Data entries
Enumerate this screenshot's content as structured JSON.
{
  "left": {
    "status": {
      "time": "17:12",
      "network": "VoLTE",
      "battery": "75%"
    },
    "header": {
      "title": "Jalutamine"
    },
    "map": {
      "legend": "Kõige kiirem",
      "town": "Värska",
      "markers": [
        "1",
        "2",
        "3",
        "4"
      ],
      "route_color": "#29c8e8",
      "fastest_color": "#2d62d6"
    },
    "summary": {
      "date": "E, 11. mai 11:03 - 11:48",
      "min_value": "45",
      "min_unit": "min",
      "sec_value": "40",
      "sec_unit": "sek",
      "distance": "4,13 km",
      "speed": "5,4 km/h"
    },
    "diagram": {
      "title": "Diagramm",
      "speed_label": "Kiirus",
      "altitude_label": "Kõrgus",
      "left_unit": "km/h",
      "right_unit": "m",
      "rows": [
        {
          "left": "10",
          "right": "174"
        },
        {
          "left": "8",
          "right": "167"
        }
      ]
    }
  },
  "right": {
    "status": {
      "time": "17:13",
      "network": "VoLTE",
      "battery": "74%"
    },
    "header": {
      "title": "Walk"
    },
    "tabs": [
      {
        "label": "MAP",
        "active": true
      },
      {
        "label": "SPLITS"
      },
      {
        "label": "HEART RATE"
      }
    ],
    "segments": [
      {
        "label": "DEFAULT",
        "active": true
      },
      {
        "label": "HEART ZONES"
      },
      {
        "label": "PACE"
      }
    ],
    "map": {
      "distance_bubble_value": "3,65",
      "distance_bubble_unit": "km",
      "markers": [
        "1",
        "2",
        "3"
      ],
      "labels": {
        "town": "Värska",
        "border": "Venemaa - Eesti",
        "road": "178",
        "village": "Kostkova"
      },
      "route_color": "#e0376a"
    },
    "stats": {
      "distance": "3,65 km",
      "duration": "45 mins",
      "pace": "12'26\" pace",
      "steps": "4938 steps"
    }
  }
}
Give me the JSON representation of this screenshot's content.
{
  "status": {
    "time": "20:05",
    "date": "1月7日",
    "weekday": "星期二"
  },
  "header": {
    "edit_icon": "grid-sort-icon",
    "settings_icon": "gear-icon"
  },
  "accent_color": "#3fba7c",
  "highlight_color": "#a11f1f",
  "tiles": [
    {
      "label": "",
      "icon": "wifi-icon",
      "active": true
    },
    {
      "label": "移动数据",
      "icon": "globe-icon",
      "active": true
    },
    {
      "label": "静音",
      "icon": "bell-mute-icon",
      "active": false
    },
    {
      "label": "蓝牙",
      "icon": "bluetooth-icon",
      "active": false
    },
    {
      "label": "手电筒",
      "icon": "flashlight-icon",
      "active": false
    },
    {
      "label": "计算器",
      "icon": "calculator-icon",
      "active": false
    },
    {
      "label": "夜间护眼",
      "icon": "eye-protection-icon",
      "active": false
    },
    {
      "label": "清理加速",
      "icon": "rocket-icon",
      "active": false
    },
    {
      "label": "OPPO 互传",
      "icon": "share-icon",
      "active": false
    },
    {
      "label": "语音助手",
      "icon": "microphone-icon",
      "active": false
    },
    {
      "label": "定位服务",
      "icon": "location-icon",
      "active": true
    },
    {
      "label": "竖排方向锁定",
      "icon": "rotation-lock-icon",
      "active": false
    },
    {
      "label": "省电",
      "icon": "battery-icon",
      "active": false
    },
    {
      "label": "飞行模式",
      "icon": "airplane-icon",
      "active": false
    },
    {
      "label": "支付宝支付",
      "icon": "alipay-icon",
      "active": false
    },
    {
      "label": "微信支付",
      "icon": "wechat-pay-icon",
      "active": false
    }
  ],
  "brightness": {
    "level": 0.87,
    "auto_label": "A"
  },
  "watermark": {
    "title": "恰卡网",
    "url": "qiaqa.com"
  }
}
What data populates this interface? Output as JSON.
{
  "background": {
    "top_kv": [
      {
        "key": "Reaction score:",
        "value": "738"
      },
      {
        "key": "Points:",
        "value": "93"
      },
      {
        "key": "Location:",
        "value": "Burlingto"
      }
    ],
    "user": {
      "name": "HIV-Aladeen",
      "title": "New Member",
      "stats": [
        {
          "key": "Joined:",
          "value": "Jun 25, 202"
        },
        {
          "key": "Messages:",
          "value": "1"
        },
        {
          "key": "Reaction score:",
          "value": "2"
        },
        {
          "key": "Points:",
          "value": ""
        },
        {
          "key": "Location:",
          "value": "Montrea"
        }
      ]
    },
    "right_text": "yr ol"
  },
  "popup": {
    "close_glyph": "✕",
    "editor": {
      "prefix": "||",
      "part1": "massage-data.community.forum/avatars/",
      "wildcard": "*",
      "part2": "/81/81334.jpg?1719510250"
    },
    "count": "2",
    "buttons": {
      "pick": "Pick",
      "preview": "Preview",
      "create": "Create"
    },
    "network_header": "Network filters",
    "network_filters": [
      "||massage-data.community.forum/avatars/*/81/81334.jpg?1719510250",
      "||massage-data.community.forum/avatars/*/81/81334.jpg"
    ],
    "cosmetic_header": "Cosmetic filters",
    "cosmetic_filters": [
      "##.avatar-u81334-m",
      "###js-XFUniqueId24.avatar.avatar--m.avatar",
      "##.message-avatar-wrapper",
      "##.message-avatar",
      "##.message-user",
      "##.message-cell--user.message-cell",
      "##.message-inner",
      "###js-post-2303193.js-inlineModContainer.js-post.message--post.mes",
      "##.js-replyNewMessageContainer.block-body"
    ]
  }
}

_YOUR INSTRUCTIONS:_ Retype the records above exactly.

_THE COMPLETED TASK:_
Enumerate this screenshot's content as structured JSON.
{
  "left": {
    "status": {
      "time": "17:12",
      "network": "VoLTE",
      "battery": "75%"
    },
    "header": {
      "title": "Jalutamine"
    },
    "map": {
      "legend": "Kõige kiirem",
      "town": "Värska",
      "markers": [
        "1",
        "2",
        "3",
        "4"
      ],
      "route_color": "#29c8e8",
      "fastest_color": "#2d62d6"
    },
    "summary": {
      "date": "E, 11. mai 11:03 - 11:48",
      "min_value": "45",
      "min_unit": "min",
      "sec_value": "40",
      "sec_unit": "sek",
      "distance": "4,13 km",
      "speed": "5,4 km/h"
    },
    "diagram": {
      "title": "Diagramm",
      "speed_label": "Kiirus",
      "altitude_label": "Kõrgus",
      "left_unit": "km/h",
      "right_unit": "m",
      "rows": [
        {
          "left": "10",
          "right": "174"
        },
        {
          "left": "8",
          "right": "167"
        }
      ]
    }
  },
  "right": {
    "status": {
      "time": "17:13",
      "network": "VoLTE",
      "battery": "74%"
    },
    "header": {
      "title": "Walk"
    },
    "tabs": [
      {
        "label": "MAP",
        "active": true
      },
      {
        "label": "SPLITS"
      },
      {
        "label": "HEART RATE"
      }
    ],
    "segments": [
      {
        "label": "DEFAULT",
        "active": true
      },
      {
        "label": "HEART ZONES"
      },
      {
        "label": "PACE"
      }
    ],
    "map": {
      "distance_bubble_value": "3,65",
      "distance_bubble_unit": "km",
      "markers": [
        "1",
        "2",
        "3"
      ],
      "labels": {
        "town": "Värska",
        "border": "Venemaa - Eesti",
        "road": "178",
        "village": "Kostkova"
      },
      "route_color": "#e0376a"
    },
    "stats": {
      "distance": "3,65 km",
      "duration": "45 mins",
      "pace": "12'26\" pace",
      "steps": "4938 steps"
    }
  }
}
Give me the JSON representation of this screenshot's content.
{
  "status": {
    "time": "20:05",
    "date": "1月7日",
    "weekday": "星期二"
  },
  "header": {
    "edit_icon": "grid-sort-icon",
    "settings_icon": "gear-icon"
  },
  "accent_color": "#3fba7c",
  "highlight_color": "#a11f1f",
  "tiles": [
    {
      "label": "",
      "icon": "wifi-icon",
      "active": true
    },
    {
      "label": "移动数据",
      "icon": "globe-icon",
      "active": true
    },
    {
      "label": "静音",
      "icon": "bell-mute-icon",
      "active": false
    },
    {
      "label": "蓝牙",
      "icon": "bluetooth-icon",
      "active": false
    },
    {
      "label": "手电筒",
      "icon": "flashlight-icon",
      "active": false
    },
    {
      "label": "计算器",
      "icon": "calculator-icon",
      "active": false
    },
    {
      "label": "夜间护眼",
      "icon": "eye-protection-icon",
      "active": false
    },
    {
      "label": "清理加速",
      "icon": "rocket-icon",
      "active": false
    },
    {
      "label": "OPPO 互传",
      "icon": "share-icon",
      "active": false
    },
    {
      "label": "语音助手",
      "icon": "microphone-icon",
      "active": false
    },
    {
      "label": "定位服务",
      "icon": "location-icon",
      "active": true
    },
    {
      "label": "竖排方向锁定",
      "icon": "rotation-lock-icon",
      "active": false
    },
    {
      "label": "省电",
      "icon": "battery-icon",
      "active": false
    },
    {
      "label": "飞行模式",
      "icon": "airplane-icon",
      "active": false
    },
    {
      "label": "支付宝支付",
      "icon": "alipay-icon",
      "active": false
    },
    {
      "label": "微信支付",
      "icon": "wechat-pay-icon",
      "active": false
    }
  ],
  "brightness": {
    "level": 0.87,
    "auto_label": "A"
  },
  "watermark": {
    "title": "恰卡网",
    "url": "qiaqa.com"
  }
}
What data populates this interface? Output as JSON.
{
  "background": {
    "top_kv": [
      {
        "key": "Reaction score:",
        "value": "738"
      },
      {
        "key": "Points:",
        "value": "93"
      },
      {
        "key": "Location:",
        "value": "Burlingto"
      }
    ],
    "user": {
      "name": "HIV-Aladeen",
      "title": "New Member",
      "stats": [
        {
          "key": "Joined:",
          "value": "Jun 25, 202"
        },
        {
          "key": "Messages:",
          "value": "1"
        },
        {
          "key": "Reaction score:",
          "value": "2"
        },
        {
          "key": "Points:",
          "value": ""
        },
        {
          "key": "Location:",
          "value": "Montrea"
        }
      ]
    },
    "right_text": "yr ol"
  },
  "popup": {
    "close_glyph": "✕",
    "editor": {
      "prefix": "||",
      "part1": "massage-data.community.forum/avatars/",
      "wildcard": "*",
      "part2": "/81/81334.jpg?1719510250"
    },
    "count": "2",
    "buttons": {
      "pick": "Pick",
      "preview": "Preview",
      "create": "Create"
    },
    "network_header": "Network filters",
    "network_filters": [
      "||massage-data.community.forum/avatars/*/81/81334.jpg?1719510250",
      "||massage-data.community.forum/avatars/*/81/81334.jpg"
    ],
    "cosmetic_header": "Cosmetic filters",
    "cosmetic_filters": [
      "##.avatar-u81334-m",
      "###js-XFUniqueId24.avatar.avatar--m.avatar",
      "##.message-avatar-wrapper",
      "##.message-avatar",
      "##.message-user",
      "##.message-cell--user.message-cell",
      "##.message-inner",
      "###js-post-2303193.js-inlineModContainer.js-post.message--post.mes",
      "##.js-replyNewMessageContainer.block-body"
    ]
  }
}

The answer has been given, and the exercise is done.